◆ **Your goal**
Rewrite every line of the material below as a numbered list, omitting any blank lines.

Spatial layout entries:

────────────────────────────────────────

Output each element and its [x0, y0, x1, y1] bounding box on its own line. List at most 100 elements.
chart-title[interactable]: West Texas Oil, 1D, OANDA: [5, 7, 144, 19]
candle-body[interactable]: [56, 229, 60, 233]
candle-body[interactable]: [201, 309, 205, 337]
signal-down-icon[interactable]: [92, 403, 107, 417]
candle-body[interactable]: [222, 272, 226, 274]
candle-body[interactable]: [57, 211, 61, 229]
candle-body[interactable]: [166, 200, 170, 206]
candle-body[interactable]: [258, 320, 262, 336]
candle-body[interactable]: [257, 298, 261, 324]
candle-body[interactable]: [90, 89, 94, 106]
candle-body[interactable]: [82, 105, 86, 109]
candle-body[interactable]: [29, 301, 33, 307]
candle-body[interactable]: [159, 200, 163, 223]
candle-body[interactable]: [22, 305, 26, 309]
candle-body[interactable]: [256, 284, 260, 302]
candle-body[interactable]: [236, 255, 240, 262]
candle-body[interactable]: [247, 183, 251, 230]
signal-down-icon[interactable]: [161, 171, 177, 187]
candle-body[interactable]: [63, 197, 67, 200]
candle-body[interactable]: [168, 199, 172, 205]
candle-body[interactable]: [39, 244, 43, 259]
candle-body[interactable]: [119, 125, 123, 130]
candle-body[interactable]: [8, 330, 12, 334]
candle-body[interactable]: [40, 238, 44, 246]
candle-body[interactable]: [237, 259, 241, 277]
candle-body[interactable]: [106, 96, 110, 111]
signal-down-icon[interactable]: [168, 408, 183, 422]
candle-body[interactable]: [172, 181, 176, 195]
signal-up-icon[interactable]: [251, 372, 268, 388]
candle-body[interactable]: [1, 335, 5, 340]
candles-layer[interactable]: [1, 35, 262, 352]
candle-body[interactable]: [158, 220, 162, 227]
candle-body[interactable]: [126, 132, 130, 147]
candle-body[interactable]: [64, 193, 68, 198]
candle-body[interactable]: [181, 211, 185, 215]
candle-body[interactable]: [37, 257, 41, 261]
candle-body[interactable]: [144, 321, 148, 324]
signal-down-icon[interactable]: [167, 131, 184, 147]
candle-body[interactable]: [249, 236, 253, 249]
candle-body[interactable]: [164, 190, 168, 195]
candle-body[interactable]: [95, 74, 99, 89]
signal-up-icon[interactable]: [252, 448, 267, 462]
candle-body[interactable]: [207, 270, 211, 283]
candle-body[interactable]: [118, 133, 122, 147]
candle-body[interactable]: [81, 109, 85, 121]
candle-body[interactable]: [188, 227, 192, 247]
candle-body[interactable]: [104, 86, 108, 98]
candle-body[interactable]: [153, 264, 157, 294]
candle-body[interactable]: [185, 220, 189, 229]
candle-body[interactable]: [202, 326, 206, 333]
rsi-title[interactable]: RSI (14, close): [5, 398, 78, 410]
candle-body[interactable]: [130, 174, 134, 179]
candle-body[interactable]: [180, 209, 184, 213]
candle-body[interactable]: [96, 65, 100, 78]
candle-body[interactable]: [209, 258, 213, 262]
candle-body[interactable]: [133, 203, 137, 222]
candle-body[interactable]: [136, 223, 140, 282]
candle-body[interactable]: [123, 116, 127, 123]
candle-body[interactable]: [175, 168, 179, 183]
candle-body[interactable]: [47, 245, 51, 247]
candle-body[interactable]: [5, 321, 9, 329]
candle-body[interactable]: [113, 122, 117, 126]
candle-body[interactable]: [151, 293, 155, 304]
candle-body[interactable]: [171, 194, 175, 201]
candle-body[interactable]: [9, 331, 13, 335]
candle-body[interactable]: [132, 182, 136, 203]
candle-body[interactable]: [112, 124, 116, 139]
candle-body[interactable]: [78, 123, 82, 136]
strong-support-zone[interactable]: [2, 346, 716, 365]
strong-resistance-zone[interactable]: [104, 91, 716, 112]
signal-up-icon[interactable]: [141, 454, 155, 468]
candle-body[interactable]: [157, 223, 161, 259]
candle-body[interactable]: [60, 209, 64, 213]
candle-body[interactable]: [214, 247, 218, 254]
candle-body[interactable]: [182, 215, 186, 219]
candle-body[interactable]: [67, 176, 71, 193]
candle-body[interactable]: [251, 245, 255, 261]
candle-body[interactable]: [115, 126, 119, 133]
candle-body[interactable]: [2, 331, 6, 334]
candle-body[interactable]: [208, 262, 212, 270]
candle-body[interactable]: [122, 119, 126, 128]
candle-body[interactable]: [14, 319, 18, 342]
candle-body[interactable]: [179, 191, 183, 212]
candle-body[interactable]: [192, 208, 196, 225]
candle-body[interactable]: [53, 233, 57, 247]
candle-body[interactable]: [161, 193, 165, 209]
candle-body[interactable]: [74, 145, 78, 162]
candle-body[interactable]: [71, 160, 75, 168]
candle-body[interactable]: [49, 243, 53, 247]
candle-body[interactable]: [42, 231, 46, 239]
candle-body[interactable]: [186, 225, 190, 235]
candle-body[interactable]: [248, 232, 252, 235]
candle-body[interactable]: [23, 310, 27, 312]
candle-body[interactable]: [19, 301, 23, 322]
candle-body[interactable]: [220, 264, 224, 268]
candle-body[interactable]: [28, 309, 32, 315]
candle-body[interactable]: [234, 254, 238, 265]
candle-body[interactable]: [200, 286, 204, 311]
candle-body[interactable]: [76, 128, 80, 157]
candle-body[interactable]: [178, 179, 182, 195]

────────────────────────────────────────

◆ **Worked answer**
1. Output each element and its [x0, y0, x1, y1] bounding box on its own line. List at most 100 elements.
2. chart-title[interactable]: West Texas Oil, 1D, OANDA: [5, 7, 144, 19]
3. candle-body[interactable]: [56, 229, 60, 233]
4. candle-body[interactable]: [201, 309, 205, 337]
5. signal-down-icon[interactable]: [92, 403, 107, 417]
6. candle-body[interactable]: [222, 272, 226, 274]
7. candle-body[interactable]: [57, 211, 61, 229]
8. candle-body[interactable]: [166, 200, 170, 206]
9. candle-body[interactable]: [258, 320, 262, 336]
10. candle-body[interactable]: [257, 298, 261, 324]
11. candle-body[interactable]: [90, 89, 94, 106]
12. candle-body[interactable]: [82, 105, 86, 109]
13. candle-body[interactable]: [29, 301, 33, 307]
14. candle-body[interactable]: [159, 200, 163, 223]
15. candle-body[interactable]: [22, 305, 26, 309]
16. candle-body[interactable]: [256, 284, 260, 302]
17. candle-body[interactable]: [236, 255, 240, 262]
18. candle-body[interactable]: [247, 183, 251, 230]
19. signal-down-icon[interactable]: [161, 171, 177, 187]
20. candle-body[interactable]: [63, 197, 67, 200]
21. candle-body[interactable]: [168, 199, 172, 205]
22. candle-body[interactable]: [39, 244, 43, 259]
23. candle-body[interactable]: [119, 125, 123, 130]
24. candle-body[interactable]: [8, 330, 12, 334]
25. candle-body[interactable]: [40, 238, 44, 246]
26. candle-body[interactable]: [237, 259, 241, 277]
27. candle-body[interactable]: [106, 96, 110, 111]
28. signal-down-icon[interactable]: [168, 408, 183, 422]
29. candle-body[interactable]: [172, 181, 176, 195]
30. signal-up-icon[interactable]: [251, 372, 268, 388]
31. candle-body[interactable]: [1, 335, 5, 340]
32. candles-layer[interactable]: [1, 35, 262, 352]
33. candle-body[interactable]: [158, 220, 162, 227]
34. candle-body[interactable]: [126, 132, 130, 147]
35. candle-body[interactable]: [64, 193, 68, 198]
36. candle-body[interactable]: [181, 211, 185, 215]
37. candle-body[interactable]: [37, 257, 41, 261]
38. candle-body[interactable]: [144, 321, 148, 324]
39. signal-down-icon[interactable]: [167, 131, 184, 147]
40. candle-body[interactable]: [249, 236, 253, 249]
41. candle-body[interactable]: [164, 190, 168, 195]
42. candle-body[interactable]: [95, 74, 99, 89]
43. signal-up-icon[interactable]: [252, 448, 267, 462]
44. candle-body[interactable]: [207, 270, 211, 283]
45. candle-body[interactable]: [118, 133, 122, 147]
46. candle-body[interactable]: [81, 109, 85, 121]
47. candle-body[interactable]: [188, 227, 192, 247]
48. candle-body[interactable]: [104, 86, 108, 98]
49. candle-body[interactable]: [153, 264, 157, 294]
50. candle-body[interactable]: [185, 220, 189, 229]
51. candle-body[interactable]: [202, 326, 206, 333]
52. rsi-title[interactable]: RSI (14, close): [5, 398, 78, 410]
53. candle-body[interactable]: [130, 174, 134, 179]
54. candle-body[interactable]: [180, 209, 184, 213]
55. candle-body[interactable]: [96, 65, 100, 78]
56. candle-body[interactable]: [209, 258, 213, 262]
57. candle-body[interactable]: [133, 203, 137, 222]
58. candle-body[interactable]: [136, 223, 140, 282]
59. candle-body[interactable]: [123, 116, 127, 123]
60. candle-body[interactable]: [175, 168, 179, 183]
61. candle-body[interactable]: [47, 245, 51, 247]
62. candle-body[interactable]: [5, 321, 9, 329]
63. candle-body[interactable]: [113, 122, 117, 126]
64. candle-body[interactable]: [151, 293, 155, 304]
65. candle-body[interactable]: [171, 194, 175, 201]
66. candle-body[interactable]: [9, 331, 13, 335]
67. candle-body[interactable]: [132, 182, 136, 203]
68. candle-body[interactable]: [112, 124, 116, 139]
69. candle-body[interactable]: [78, 123, 82, 136]
70. strong-support-zone[interactable]: [2, 346, 716, 365]
71. strong-resistance-zone[interactable]: [104, 91, 716, 112]
72. signal-up-icon[interactable]: [141, 454, 155, 468]
73. candle-body[interactable]: [157, 223, 161, 259]
74. candle-body[interactable]: [60, 209, 64, 213]
75. candle-body[interactable]: [214, 247, 218, 254]
76. candle-body[interactable]: [182, 215, 186, 219]
77. candle-body[interactable]: [67, 176, 71, 193]
78. candle-body[interactable]: [251, 245, 255, 261]
79. candle-body[interactable]: [115, 126, 119, 133]
80. candle-body[interactable]: [2, 331, 6, 334]
81. candle-body[interactable]: [208, 262, 212, 270]
82. candle-body[interactable]: [122, 119, 126, 128]
83. candle-body[interactable]: [14, 319, 18, 342]
84. candle-body[interactable]: [179, 191, 183, 212]
85. candle-body[interactable]: [192, 208, 196, 225]
86. candle-body[interactable]: [53, 233, 57, 247]
87. candle-body[interactable]: [161, 193, 165, 209]
88. candle-body[interactable]: [74, 145, 78, 162]
89. candle-body[interactable]: [71, 160, 75, 168]
90. candle-body[interactable]: [49, 243, 53, 247]
91. candle-body[interactable]: [42, 231, 46, 239]
92. candle-body[interactable]: [186, 225, 190, 235]
93. candle-body[interactable]: [248, 232, 252, 235]
94. candle-body[interactable]: [23, 310, 27, 312]
95. candle-body[interactable]: [19, 301, 23, 322]
96. candle-body[interactable]: [220, 264, 224, 268]
97. candle-body[interactable]: [28, 309, 32, 315]
98. candle-body[interactable]: [234, 254, 238, 265]
99. candle-body[interactable]: [200, 286, 204, 311]
100. candle-body[interactable]: [76, 128, 80, 157]
101. candle-body[interactable]: [178, 179, 182, 195]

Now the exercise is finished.